● DATA PROVIDED:
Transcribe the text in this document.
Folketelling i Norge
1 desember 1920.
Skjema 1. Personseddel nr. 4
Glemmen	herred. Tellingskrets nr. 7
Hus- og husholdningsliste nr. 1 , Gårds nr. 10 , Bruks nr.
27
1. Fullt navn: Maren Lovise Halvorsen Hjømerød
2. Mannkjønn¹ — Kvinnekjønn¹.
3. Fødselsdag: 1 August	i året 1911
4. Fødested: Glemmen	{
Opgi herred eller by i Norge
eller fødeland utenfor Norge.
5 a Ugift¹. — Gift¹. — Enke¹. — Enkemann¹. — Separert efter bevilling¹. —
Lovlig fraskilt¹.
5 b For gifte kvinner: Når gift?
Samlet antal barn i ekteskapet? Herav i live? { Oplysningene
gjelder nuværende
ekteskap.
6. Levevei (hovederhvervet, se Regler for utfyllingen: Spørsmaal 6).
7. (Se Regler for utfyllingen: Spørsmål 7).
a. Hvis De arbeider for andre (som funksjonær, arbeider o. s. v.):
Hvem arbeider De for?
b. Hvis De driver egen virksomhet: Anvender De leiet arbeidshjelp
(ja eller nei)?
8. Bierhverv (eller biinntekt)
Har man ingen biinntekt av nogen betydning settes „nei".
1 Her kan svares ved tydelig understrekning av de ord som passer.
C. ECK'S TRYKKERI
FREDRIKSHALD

● REQUIREMENTS: Restate the whole listing exactly.

● THE SOLUTION:
Transcribe the text in this document.
Folketelling i Norge
1 desember 1920.
Skjema 1. Personseddel nr. 4
Glemmen	herred. Tellingskrets nr. 7
Hus- og husholdningsliste nr. 1 , Gårds nr. 10 , Bruks nr.
27
1. Fullt navn: Maren Lovise Halvorsen Hjømerød
2. Mannkjønn¹ — Kvinnekjønn¹.
3. Fødselsdag: 1 August	i året 1911
4. Fødested: Glemmen	{
Opgi herred eller by i Norge
eller fødeland utenfor Norge.
5 a Ugift¹. — Gift¹. — Enke¹. — Enkemann¹. — Separert efter bevilling¹. —
Lovlig fraskilt¹.
5 b For gifte kvinner: Når gift?
Samlet antal barn i ekteskapet? Herav i live? { Oplysningene
gjelder nuværende
ekteskap.
6. Levevei (hovederhvervet, se Regler for utfyllingen: Spørsmaal 6).
7. (Se Regler for utfyllingen: Spørsmål 7).
a. Hvis De arbeider for andre (som funksjonær, arbeider o. s. v.):
Hvem arbeider De for?
b. Hvis De driver egen virksomhet: Anvender De leiet arbeidshjelp
(ja eller nei)?
8. Bierhverv (eller biinntekt)
Har man ingen biinntekt av nogen betydning settes „nei".
1 Her kan svares ved tydelig understrekning av de ord som passer.
C. ECK'S TRYKKERI
FREDRIKSHALD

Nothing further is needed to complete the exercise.